→ Exercise details
Give all of the lines again, with nothing added or dropped.

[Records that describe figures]
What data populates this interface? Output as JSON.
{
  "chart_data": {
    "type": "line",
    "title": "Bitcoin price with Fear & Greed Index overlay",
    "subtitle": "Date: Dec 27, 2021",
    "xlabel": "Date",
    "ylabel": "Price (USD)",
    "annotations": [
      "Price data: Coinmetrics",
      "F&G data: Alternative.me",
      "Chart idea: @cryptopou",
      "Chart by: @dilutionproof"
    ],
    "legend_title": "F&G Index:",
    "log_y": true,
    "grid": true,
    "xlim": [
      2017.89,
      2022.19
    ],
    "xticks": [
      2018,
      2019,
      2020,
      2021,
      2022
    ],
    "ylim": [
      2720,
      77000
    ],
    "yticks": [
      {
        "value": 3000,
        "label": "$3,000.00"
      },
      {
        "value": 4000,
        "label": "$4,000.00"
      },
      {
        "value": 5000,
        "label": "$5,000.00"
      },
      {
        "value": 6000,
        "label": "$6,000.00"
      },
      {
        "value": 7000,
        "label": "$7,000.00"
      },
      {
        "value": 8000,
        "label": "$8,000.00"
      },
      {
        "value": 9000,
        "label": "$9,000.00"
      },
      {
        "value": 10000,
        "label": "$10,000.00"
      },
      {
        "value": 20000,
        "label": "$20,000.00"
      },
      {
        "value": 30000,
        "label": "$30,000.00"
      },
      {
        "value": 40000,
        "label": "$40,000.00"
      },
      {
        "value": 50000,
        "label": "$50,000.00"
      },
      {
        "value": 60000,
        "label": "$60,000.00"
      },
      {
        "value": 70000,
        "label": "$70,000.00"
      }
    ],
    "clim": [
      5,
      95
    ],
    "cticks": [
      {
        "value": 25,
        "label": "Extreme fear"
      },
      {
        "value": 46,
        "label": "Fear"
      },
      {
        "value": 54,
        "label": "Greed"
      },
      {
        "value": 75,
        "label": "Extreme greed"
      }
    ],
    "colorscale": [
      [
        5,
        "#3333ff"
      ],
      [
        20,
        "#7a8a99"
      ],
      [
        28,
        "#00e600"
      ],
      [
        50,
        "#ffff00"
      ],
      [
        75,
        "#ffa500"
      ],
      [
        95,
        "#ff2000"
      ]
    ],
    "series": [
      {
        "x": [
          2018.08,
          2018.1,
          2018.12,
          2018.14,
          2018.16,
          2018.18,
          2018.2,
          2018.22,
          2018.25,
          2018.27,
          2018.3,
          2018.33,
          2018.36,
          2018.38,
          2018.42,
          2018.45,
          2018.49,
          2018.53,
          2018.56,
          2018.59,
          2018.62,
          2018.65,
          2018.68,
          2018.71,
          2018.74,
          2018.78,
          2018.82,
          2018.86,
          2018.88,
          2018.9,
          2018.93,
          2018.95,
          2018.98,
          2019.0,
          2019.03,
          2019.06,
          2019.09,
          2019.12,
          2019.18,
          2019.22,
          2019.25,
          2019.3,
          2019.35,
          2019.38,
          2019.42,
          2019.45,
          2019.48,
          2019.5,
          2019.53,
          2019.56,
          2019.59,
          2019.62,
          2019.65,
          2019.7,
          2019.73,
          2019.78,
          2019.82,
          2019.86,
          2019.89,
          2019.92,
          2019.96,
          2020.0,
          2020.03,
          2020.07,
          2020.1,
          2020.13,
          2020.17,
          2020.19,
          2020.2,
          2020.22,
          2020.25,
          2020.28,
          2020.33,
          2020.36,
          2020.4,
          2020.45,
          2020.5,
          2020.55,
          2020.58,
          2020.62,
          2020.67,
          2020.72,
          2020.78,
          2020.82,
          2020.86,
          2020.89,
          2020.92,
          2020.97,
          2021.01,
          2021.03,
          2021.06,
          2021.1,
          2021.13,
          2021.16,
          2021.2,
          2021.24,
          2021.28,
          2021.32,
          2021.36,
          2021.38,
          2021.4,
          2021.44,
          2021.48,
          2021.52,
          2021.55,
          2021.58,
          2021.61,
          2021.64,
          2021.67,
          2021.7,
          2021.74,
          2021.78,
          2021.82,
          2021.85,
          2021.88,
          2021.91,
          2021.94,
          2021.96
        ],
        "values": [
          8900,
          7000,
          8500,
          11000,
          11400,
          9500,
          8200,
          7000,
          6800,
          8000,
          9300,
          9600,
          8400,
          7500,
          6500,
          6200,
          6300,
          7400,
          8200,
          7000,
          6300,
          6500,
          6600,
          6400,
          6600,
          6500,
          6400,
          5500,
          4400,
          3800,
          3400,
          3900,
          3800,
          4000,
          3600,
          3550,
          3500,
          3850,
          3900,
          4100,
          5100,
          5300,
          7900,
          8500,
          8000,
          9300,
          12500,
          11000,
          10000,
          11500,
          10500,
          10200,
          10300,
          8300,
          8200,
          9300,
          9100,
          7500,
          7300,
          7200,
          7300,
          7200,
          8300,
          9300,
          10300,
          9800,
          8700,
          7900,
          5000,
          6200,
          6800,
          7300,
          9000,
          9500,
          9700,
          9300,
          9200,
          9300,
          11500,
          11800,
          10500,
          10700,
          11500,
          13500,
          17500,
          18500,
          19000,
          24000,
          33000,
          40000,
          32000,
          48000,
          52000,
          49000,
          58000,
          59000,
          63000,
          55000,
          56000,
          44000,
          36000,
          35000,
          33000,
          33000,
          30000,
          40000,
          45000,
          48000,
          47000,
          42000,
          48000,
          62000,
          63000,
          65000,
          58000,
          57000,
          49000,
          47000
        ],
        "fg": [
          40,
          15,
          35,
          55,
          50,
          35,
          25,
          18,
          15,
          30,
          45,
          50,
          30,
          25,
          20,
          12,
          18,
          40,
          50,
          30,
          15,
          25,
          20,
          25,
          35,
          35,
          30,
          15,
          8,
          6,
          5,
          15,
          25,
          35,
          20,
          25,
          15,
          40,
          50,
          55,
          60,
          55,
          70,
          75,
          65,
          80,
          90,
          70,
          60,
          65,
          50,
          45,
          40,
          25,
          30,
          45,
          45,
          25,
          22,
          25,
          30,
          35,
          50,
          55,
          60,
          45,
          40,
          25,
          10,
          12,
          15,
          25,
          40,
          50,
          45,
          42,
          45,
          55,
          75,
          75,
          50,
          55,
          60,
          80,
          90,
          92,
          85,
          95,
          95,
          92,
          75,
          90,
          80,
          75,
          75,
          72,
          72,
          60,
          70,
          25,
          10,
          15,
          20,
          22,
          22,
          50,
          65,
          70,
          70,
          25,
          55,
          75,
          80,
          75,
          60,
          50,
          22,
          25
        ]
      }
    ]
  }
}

→ Response for this exercise
What data populates this interface? Output as JSON.
{
  "chart_data": {
    "type": "line",
    "title": "Bitcoin price with Fear & Greed Index overlay",
    "subtitle": "Date: Dec 27, 2021",
    "xlabel": "Date",
    "ylabel": "Price (USD)",
    "annotations": [
      "Price data: Coinmetrics",
      "F&G data: Alternative.me",
      "Chart idea: @cryptopou",
      "Chart by: @dilutionproof"
    ],
    "legend_title": "F&G Index:",
    "log_y": true,
    "grid": true,
    "xlim": [
      2017.89,
      2022.19
    ],
    "xticks": [
      2018,
      2019,
      2020,
      2021,
      2022
    ],
    "ylim": [
      2720,
      77000
    ],
    "yticks": [
      {
        "value": 3000,
        "label": "$3,000.00"
      },
      {
        "value": 4000,
        "label": "$4,000.00"
      },
      {
        "value": 5000,
        "label": "$5,000.00"
      },
      {
        "value": 6000,
        "label": "$6,000.00"
      },
      {
        "value": 7000,
        "label": "$7,000.00"
      },
      {
        "value": 8000,
        "label": "$8,000.00"
      },
      {
        "value": 9000,
        "label": "$9,000.00"
      },
      {
        "value": 10000,
        "label": "$10,000.00"
      },
      {
        "value": 20000,
        "label": "$20,000.00"
      },
      {
        "value": 30000,
        "label": "$30,000.00"
      },
      {
        "value": 40000,
        "label": "$40,000.00"
      },
      {
        "value": 50000,
        "label": "$50,000.00"
      },
      {
        "value": 60000,
        "label": "$60,000.00"
      },
      {
        "value": 70000,
        "label": "$70,000.00"
      }
    ],
    "clim": [
      5,
      95
    ],
    "cticks": [
      {
        "value": 25,
        "label": "Extreme fear"
      },
      {
        "value": 46,
        "label": "Fear"
      },
      {
        "value": 54,
        "label": "Greed"
      },
      {
        "value": 75,
        "label": "Extreme greed"
      }
    ],
    "colorscale": [
      [
        5,
        "#3333ff"
      ],
      [
        20,
        "#7a8a99"
      ],
      [
        28,
        "#00e600"
      ],
      [
        50,
        "#ffff00"
      ],
      [
        75,
        "#ffa500"
      ],
      [
        95,
        "#ff2000"
      ]
    ],
    "series": [
      {
        "x": [
          2018.08,
          2018.1,
          2018.12,
          2018.14,
          2018.16,
          2018.18,
          2018.2,
          2018.22,
          2018.25,
          2018.27,
          2018.3,
          2018.33,
          2018.36,
          2018.38,
          2018.42,
          2018.45,
          2018.49,
          2018.53,
          2018.56,
          2018.59,
          2018.62,
          2018.65,
          2018.68,
          2018.71,
          2018.74,
          2018.78,
          2018.82,
          2018.86,
          2018.88,
          2018.9,
          2018.93,
          2018.95,
          2018.98,
          2019.0,
          2019.03,
          2019.06,
          2019.09,
          2019.12,
          2019.18,
          2019.22,
          2019.25,
          2019.3,
          2019.35,
          2019.38,
          2019.42,
          2019.45,
          2019.48,
          2019.5,
          2019.53,
          2019.56,
          2019.59,
          2019.62,
          2019.65,
          2019.7,
          2019.73,
          2019.78,
          2019.82,
          2019.86,
          2019.89,
          2019.92,
          2019.96,
          2020.0,
          2020.03,
          2020.07,
          2020.1,
          2020.13,
          2020.17,
          2020.19,
          2020.2,
          2020.22,
          2020.25,
          2020.28,
          2020.33,
          2020.36,
          2020.4,
          2020.45,
          2020.5,
          2020.55,
          2020.58,
          2020.62,
          2020.67,
          2020.72,
          2020.78,
          2020.82,
          2020.86,
          2020.89,
          2020.92,
          2020.97,
          2021.01,
          2021.03,
          2021.06,
          2021.1,
          2021.13,
          2021.16,
          2021.2,
          2021.24,
          2021.28,
          2021.32,
          2021.36,
          2021.38,
          2021.4,
          2021.44,
          2021.48,
          2021.52,
          2021.55,
          2021.58,
          2021.61,
          2021.64,
          2021.67,
          2021.7,
          2021.74,
          2021.78,
          2021.82,
          2021.85,
          2021.88,
          2021.91,
          2021.94,
          2021.96
        ],
        "values": [
          8900,
          7000,
          8500,
          11000,
          11400,
          9500,
          8200,
          7000,
          6800,
          8000,
          9300,
          9600,
          8400,
          7500,
          6500,
          6200,
          6300,
          7400,
          8200,
          7000,
          6300,
          6500,
          6600,
          6400,
          6600,
          6500,
          6400,
          5500,
          4400,
          3800,
          3400,
          3900,
          3800,
          4000,
          3600,
          3550,
          3500,
          3850,
          3900,
          4100,
          5100,
          5300,
          7900,
          8500,
          8000,
          9300,
          12500,
          11000,
          10000,
          11500,
          10500,
          10200,
          10300,
          8300,
          8200,
          9300,
          9100,
          7500,
          7300,
          7200,
          7300,
          7200,
          8300,
          9300,
          10300,
          9800,
          8700,
          7900,
          5000,
          6200,
          6800,
          7300,
          9000,
          9500,
          9700,
          9300,
          9200,
          9300,
          11500,
          11800,
          10500,
          10700,
          11500,
          13500,
          17500,
          18500,
          19000,
          24000,
          33000,
          40000,
          32000,
          48000,
          52000,
          49000,
          58000,
          59000,
          63000,
          55000,
          56000,
          44000,
          36000,
          35000,
          33000,
          33000,
          30000,
          40000,
          45000,
          48000,
          47000,
          42000,
          48000,
          62000,
          63000,
          65000,
          58000,
          57000,
          49000,
          47000
        ],
        "fg": [
          40,
          15,
          35,
          55,
          50,
          35,
          25,
          18,
          15,
          30,
          45,
          50,
          30,
          25,
          20,
          12,
          18,
          40,
          50,
          30,
          15,
          25,
          20,
          25,
          35,
          35,
          30,
          15,
          8,
          6,
          5,
          15,
          25,
          35,
          20,
          25,
          15,
          40,
          50,
          55,
          60,
          55,
          70,
          75,
          65,
          80,
          90,
          70,
          60,
          65,
          50,
          45,
          40,
          25,
          30,
          45,
          45,
          25,
          22,
          25,
          30,
          35,
          50,
          55,
          60,
          45,
          40,
          25,
          10,
          12,
          15,
          25,
          40,
          50,
          45,
          42,
          45,
          55,
          75,
          75,
          50,
          55,
          60,
          80,
          90,
          92,
          85,
          95,
          95,
          92,
          75,
          90,
          80,
          75,
          75,
          72,
          72,
          60,
          70,
          25,
          10,
          15,
          20,
          22,
          22,
          50,
          65,
          70,
          70,
          25,
          55,
          75,
          80,
          75,
          60,
          50,
          22,
          25
        ]
      }
    ]
  }
}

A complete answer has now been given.